__Задания__
**a.** В каком романе, согласно фрагменту текста, Набоков тоже наполнял прозаический текст стихотворными фрагментами?
**b.** Представьте в виде таблицы Markdown строки записей между строкой, содержащей «104, 241, 126]», и строкой, содержащей «calendar-day-cell[interactable]: 22 Sunrise: 6:36», включительно. Таблица должна иметь столбцы «№» (номер по порядку) и «Строка»; пустые строки в нее не включаются.

__Фрагмент текста__

-*-

Ритмическая инерция трехсложника ощущается в романе постоянно, превращаясь временами в чистый анапест.
Эти павшие листья - для скольких последние
листья: незнакомец мой стал - синеватая тень.
И бежала река; и плескалась струя;
и качалась ладья; и гремела рулада.
Набоков в "Даре" тоже наполнял прозаический стихотворными фрагментами. Но там они были мотивированы образом центрального героя-поэта и, пусть и записанные в строчку, ритмически противопоставлены основному тексту. Белый, напротив, эту границу размывает и сглаживает: ритмическим раскачиванием, аллитерациями, инверсиями, риторическими фигурами.
В результате восприятие колеблется между "усмотрением" привычных для романа героев и фабульных мотивов и поиском очередной не обозначенной в тексте ритмической паузы. Отсчитывая ритм, приходится забывать о повествовательной функции. В итоге напев, ритмический напор заменят точность деталей и психологических мотивировок, выражая сознание того самого "не данного в романе - авторского - лица".
"Раскидается холодная свистопляска - по полям, по лесам, по селам, чтоб гудеть, нападать, хохотать, чтобы градом, дождем, гололедицей искусывать лапы и руки - птиц, зверей, подорожного путника, опрокидывать на него полосатые бревна шлахт-баумов, - полосатой верстой из канавы выскакивать на шоссе, надмеваться оскаленной цифрою, обнаруживать бездомность и бесконечность пути и протягивать мрачные мрежи из реющих мороков...

-*-

__Данные для заданий__

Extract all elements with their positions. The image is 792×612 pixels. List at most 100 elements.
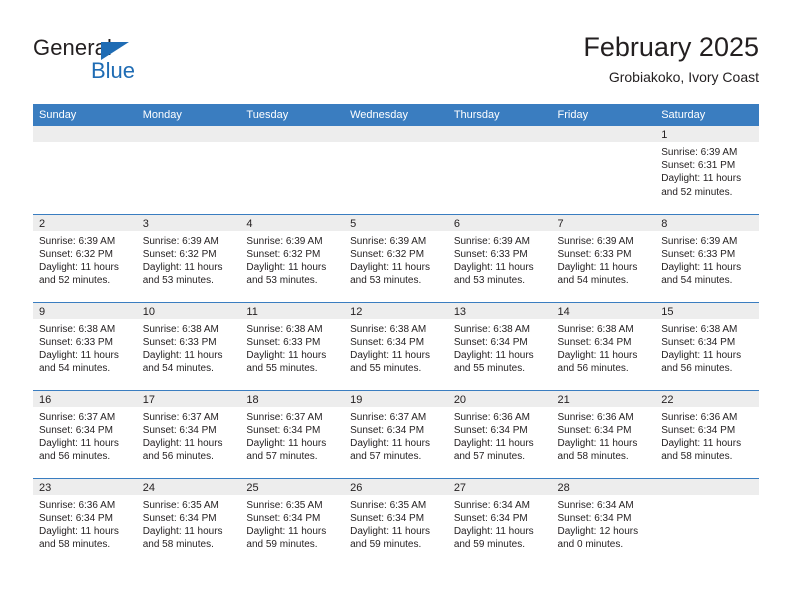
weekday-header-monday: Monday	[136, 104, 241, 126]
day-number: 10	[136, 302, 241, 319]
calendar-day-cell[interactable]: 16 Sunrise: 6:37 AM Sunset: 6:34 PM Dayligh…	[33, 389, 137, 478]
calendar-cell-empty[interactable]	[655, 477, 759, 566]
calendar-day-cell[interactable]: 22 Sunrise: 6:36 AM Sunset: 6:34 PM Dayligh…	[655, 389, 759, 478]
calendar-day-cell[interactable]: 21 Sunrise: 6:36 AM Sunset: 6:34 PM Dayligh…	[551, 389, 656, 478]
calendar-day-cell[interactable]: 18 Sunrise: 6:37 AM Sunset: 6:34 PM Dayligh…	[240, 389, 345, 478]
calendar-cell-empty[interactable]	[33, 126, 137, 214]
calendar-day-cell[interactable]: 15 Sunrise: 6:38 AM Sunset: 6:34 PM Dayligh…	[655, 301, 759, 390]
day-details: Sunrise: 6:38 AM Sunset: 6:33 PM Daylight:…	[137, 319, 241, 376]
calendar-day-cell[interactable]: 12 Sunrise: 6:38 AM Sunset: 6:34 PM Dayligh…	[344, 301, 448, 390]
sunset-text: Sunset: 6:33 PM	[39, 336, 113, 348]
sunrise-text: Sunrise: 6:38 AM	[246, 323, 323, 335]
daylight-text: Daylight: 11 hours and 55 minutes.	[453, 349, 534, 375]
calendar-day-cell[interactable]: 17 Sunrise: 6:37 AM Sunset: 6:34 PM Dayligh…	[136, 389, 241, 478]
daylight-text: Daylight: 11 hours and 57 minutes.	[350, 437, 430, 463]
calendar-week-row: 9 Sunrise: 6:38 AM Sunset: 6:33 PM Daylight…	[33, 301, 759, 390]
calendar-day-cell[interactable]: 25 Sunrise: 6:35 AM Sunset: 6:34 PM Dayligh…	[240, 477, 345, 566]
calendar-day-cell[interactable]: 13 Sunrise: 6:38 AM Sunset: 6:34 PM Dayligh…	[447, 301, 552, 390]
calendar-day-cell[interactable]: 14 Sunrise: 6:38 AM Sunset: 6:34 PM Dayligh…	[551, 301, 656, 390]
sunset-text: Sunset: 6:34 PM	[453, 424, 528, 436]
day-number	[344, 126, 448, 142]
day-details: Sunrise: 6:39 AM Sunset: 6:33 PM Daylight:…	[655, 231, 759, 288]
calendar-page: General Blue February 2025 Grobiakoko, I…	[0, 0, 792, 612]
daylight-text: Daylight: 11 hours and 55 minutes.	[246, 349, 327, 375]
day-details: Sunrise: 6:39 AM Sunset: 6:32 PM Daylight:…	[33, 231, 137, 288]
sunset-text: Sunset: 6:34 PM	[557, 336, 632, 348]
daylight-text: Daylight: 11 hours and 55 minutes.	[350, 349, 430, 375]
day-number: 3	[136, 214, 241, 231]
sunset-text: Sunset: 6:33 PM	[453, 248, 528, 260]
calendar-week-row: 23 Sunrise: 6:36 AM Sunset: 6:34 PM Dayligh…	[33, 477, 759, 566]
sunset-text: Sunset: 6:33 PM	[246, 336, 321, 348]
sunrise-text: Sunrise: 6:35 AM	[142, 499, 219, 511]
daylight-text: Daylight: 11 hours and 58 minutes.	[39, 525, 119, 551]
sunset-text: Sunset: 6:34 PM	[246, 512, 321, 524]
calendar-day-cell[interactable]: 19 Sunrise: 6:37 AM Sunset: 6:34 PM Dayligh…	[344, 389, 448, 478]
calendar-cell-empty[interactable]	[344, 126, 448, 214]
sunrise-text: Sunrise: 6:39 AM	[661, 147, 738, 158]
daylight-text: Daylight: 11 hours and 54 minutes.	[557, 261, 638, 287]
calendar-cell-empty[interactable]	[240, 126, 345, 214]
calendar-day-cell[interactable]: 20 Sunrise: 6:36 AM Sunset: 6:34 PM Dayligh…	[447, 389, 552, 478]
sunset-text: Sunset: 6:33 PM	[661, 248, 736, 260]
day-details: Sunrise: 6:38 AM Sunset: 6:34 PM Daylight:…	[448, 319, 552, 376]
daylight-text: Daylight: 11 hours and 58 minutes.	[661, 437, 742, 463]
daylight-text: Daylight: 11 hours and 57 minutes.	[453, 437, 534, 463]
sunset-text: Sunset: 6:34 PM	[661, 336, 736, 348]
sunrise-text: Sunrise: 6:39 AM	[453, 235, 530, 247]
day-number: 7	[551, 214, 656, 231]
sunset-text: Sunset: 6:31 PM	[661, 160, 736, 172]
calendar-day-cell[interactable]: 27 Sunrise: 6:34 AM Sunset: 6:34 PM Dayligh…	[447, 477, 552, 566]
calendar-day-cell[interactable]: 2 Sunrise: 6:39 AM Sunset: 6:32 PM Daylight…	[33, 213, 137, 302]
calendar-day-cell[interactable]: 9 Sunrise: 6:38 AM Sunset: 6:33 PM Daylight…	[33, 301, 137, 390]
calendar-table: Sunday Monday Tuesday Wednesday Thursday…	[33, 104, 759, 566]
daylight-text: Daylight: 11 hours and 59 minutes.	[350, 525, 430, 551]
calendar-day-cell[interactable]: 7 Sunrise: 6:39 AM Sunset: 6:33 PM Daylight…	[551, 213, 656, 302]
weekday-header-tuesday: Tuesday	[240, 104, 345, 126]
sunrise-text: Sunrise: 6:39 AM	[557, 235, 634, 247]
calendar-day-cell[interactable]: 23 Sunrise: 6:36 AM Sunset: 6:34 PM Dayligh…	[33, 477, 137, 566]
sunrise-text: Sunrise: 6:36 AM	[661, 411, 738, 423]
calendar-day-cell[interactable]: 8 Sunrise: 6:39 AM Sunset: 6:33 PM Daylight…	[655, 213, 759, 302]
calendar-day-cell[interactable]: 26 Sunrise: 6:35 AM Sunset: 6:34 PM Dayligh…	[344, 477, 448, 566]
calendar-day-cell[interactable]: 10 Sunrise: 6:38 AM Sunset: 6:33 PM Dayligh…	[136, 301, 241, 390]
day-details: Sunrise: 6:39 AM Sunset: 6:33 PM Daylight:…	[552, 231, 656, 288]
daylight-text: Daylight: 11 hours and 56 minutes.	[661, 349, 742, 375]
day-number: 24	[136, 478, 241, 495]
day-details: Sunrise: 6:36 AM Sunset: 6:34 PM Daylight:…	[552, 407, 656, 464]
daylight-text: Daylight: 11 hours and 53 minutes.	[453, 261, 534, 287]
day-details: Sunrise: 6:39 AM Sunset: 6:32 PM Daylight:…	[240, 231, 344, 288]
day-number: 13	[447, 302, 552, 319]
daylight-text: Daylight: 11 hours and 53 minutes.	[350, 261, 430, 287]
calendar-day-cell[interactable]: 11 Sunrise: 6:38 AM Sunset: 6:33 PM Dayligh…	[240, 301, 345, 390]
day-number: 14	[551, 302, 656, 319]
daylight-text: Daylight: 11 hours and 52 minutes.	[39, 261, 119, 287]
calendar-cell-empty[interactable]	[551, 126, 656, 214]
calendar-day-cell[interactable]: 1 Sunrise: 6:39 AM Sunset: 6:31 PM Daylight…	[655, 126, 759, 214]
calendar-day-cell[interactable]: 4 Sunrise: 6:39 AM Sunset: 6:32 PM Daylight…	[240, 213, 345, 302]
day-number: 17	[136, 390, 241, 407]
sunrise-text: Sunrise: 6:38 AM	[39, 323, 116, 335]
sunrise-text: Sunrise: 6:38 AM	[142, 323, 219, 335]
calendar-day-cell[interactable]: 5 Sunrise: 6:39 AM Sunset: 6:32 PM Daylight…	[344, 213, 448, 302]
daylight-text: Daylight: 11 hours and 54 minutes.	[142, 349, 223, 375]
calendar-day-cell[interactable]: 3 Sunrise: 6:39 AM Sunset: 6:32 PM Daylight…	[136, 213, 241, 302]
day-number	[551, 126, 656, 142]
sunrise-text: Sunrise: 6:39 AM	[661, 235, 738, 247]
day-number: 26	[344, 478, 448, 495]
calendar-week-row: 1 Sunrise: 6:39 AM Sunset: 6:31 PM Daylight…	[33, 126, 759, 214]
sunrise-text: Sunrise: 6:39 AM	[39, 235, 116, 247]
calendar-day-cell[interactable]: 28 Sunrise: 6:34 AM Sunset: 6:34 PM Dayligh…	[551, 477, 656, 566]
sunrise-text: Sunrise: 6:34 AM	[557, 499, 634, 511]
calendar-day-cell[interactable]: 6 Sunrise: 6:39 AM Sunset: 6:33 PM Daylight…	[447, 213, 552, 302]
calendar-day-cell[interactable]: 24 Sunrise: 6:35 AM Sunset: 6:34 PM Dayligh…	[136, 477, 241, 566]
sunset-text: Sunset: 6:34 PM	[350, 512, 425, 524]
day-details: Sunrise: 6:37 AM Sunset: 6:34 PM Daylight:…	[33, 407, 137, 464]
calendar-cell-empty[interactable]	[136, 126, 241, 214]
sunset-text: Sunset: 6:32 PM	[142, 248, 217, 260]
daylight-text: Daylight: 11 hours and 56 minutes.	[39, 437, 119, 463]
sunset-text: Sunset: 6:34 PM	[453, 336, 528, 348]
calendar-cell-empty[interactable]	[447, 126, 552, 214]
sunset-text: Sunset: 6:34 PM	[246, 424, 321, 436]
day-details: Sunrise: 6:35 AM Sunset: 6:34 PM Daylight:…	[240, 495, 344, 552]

-*-

__Ответы к заданиям__
**a.** В романе «Дар».

**b.**
| № | Строка |
|---|---|
| 1 | weekday-header-monday: Monday	[136, 104, 241, 126] |
| 2 | day-number: 10	[136, 302, 241, 319] |
| 3 | calendar-day-cell[interactable]: 16 Sunrise: 6:37 AM Sunset: 6:34 PM Dayligh…	[33, 389, 137, 478] |
| 4 | calendar-cell-empty[interactable]	[655, 477, 759, 566] |
| 5 | calendar-day-cell[interactable]: 22 Sunrise: 6:36 AM Sunset: 6:34 PM Dayligh…	[655, 389, 759, 478] |